▶ _Reading passage_
Teaching at Menglait.
I had to learn to go with the flow as a teacher. Easily the most frustrating thing about teaching was the constant chatter of the students.
They never, ever, shut up! One walked into a classroom and it was as if one were invisible. There was no impact whatever on the students. It was hard for my ego to take. I understood it in a way but it did not make it any more tolerable.
It was not defiant chatter-it was just good natured idle chatter based on the reasonable premise that there was little point in listening to what the teacher said either because it wasn’t worth listening to or because, in as in my case, (I hope), you couldn’t as a student understand it.
At first I tried to and insist on total silence before I would continue but it required too much energy to do this. After a while I learned to tolerate a certain level of background noise which I would not have tolerated in other contexts.
The inattention was not defiance –it was actually just socialization. Yes, the kids were enjoying themselves – at my expense –or on my watch-as it were. But I learned that if I allowed them a certain amount of socialization time - they would then reciprocate by attempting the tasks I set them. This realisation came slowly –and took about two years to sink in.

▶ _To do_
a) In the passage about teaching at Menglait, how long did it take for the teacher's realization about allowing socialization time to sink in?
b) Write the next part of the passage about teaching at Menglait, starting after its final sentence.

▶ _Items_
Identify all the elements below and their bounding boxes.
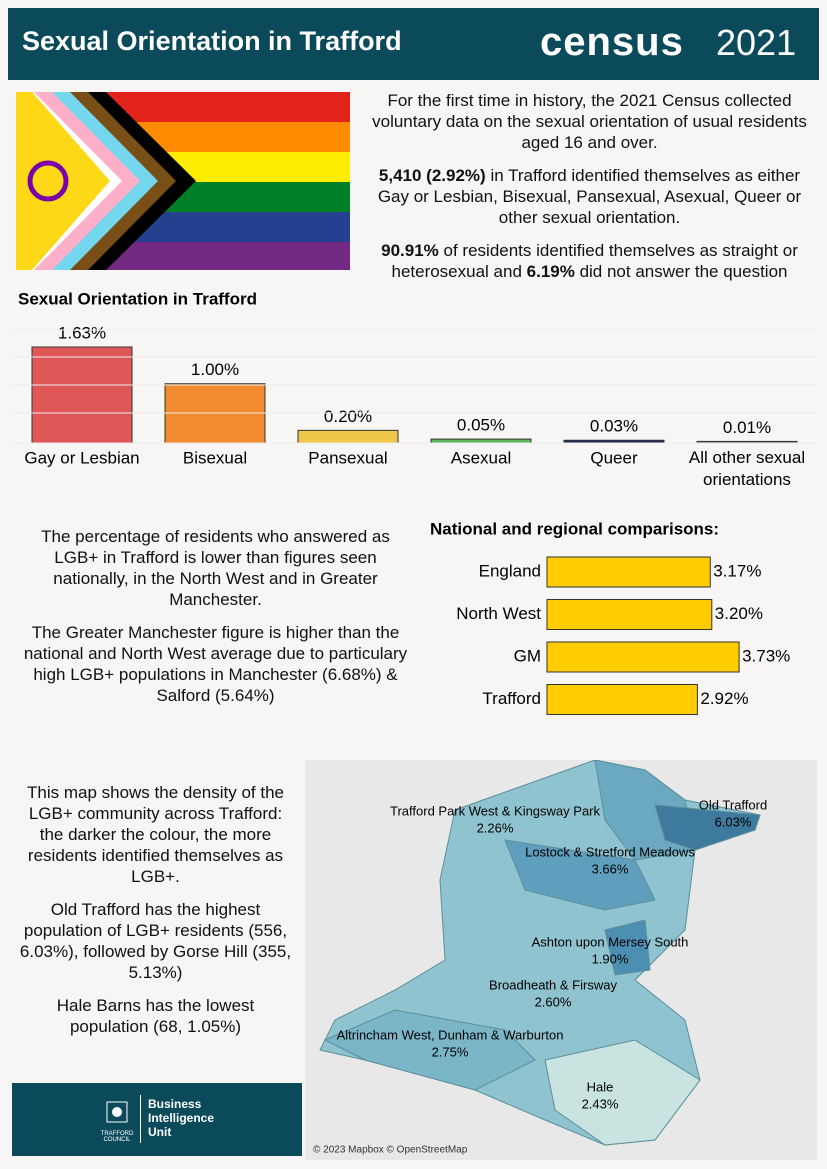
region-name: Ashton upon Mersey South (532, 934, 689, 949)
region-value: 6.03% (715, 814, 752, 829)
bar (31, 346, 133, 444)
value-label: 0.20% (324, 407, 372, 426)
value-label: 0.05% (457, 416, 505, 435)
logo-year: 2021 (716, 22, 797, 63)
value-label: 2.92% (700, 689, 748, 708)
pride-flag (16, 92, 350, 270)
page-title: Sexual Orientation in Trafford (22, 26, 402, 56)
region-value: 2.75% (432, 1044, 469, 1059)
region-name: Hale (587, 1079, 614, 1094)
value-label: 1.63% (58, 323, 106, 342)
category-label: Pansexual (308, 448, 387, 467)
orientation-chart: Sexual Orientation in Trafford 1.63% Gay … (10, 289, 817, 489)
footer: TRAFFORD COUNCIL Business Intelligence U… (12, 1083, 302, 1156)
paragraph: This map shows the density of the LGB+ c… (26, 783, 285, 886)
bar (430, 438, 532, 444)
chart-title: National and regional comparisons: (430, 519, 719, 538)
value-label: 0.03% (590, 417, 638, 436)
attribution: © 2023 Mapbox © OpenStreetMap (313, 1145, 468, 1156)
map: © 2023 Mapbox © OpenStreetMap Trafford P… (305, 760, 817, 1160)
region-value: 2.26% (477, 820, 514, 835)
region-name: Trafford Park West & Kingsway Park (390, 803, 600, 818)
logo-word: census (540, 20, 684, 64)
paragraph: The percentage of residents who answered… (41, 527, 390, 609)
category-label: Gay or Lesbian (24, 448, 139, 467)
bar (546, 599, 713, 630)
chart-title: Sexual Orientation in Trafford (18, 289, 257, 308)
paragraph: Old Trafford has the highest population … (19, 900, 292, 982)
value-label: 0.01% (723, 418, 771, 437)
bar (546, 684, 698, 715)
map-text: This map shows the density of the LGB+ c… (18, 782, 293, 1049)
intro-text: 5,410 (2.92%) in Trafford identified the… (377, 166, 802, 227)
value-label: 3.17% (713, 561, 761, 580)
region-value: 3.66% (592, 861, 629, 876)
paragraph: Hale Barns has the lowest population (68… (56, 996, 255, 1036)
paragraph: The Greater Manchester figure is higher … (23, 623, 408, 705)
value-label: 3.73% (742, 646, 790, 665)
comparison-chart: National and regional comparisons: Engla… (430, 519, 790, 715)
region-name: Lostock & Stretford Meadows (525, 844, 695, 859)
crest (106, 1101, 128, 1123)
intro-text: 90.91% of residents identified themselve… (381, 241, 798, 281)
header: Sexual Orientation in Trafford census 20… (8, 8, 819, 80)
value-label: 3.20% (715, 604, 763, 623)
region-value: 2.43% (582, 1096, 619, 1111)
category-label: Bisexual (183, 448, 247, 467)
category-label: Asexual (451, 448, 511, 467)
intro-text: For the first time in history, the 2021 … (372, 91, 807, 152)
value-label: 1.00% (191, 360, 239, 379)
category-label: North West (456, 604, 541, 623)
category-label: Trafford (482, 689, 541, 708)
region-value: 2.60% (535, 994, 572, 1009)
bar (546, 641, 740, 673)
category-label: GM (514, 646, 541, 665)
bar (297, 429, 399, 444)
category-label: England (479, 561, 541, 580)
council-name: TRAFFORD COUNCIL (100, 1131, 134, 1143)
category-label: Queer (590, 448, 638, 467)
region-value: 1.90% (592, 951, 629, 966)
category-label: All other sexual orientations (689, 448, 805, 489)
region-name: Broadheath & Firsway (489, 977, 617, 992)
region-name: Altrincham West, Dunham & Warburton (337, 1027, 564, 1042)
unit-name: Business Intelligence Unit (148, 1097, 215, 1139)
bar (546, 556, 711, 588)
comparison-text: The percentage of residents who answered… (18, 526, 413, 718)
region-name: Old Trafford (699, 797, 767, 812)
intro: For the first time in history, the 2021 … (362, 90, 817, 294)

---

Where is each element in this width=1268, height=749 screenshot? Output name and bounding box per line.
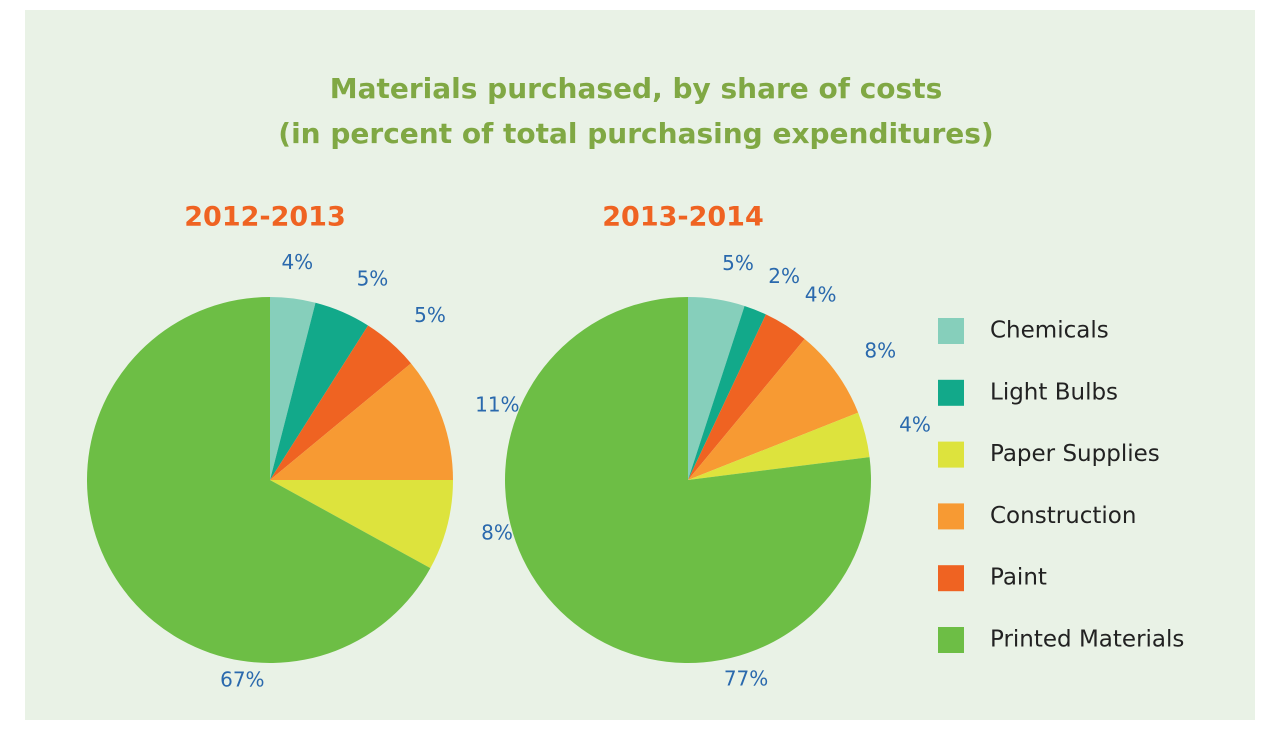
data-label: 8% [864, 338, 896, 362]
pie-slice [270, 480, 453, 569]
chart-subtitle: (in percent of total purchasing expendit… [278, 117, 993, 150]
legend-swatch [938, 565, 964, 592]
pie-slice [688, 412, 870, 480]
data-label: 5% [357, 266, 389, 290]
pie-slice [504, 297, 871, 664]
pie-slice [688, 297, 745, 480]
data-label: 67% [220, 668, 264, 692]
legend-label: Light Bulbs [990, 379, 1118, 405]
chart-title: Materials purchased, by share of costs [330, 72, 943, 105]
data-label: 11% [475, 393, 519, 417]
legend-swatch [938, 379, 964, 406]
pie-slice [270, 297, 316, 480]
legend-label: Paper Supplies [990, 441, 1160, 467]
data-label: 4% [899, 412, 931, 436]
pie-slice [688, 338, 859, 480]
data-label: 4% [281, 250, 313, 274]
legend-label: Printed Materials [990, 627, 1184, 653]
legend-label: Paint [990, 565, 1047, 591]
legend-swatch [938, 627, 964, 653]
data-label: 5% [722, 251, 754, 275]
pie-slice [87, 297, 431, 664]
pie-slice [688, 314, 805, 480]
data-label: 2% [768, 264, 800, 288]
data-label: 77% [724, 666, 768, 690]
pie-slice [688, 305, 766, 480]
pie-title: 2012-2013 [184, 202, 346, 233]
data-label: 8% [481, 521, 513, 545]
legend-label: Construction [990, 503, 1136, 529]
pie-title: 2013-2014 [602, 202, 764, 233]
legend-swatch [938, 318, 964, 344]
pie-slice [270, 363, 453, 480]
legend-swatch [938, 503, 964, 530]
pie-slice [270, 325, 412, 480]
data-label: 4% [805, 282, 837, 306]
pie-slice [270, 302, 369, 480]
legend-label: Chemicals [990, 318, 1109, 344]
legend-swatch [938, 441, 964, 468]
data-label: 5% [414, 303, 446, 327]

▶ _Replies_
a) About two years.

b)
In the end, I could set the task for the class and insist upon about ten to fifteen minutes maximum of concentration for most students. The rest was pretty much socialization dictated at their pace. This was how I survived. They liked my classes and I was a popular teacher at Menglait. Nevertheless it was grim at times and I had to keep reminding myself to smile. I determined I would try to smile . In the mornings the students always returned my smile. Menglait students taught me how to smile.
Most of the staff were quite pleasant –but there was one –the Head of
Maths who actively disliked me. I do not know why but she was rude to
the point of cutting me cold. Perhaps I upset her over my use of the
computer lab one day without her permission -I’m not sure.
That was the problem-Bruneians were generally good-natured but they
could be touchy and you could upset people without knowing you were
doing it-in fact by not doing very much at all. This lady,_ definitely
had it in for me. There is a certain type of female that really dislikes
me –and she was that type. Perhaps it would be more accurate to say
that there are certain types (plural) and she was one of the types. I
could see the loathing in her demeanour every time she looked at me.
No, Menglait was relatively good overall but after four years it began
to pall-and it was beginning to take a toll on my health. I became
hooked on Xanax to get me to sleep and cope with the pressures of being
an HOD. But in addition there was simply so little happening
professionally.
And yet I was trapped in Brunei because I knew the international school was so good for the children and for Maria.
I couldn’t leave.
It was as simple as that.
Evolution of teaching style at Mengalait.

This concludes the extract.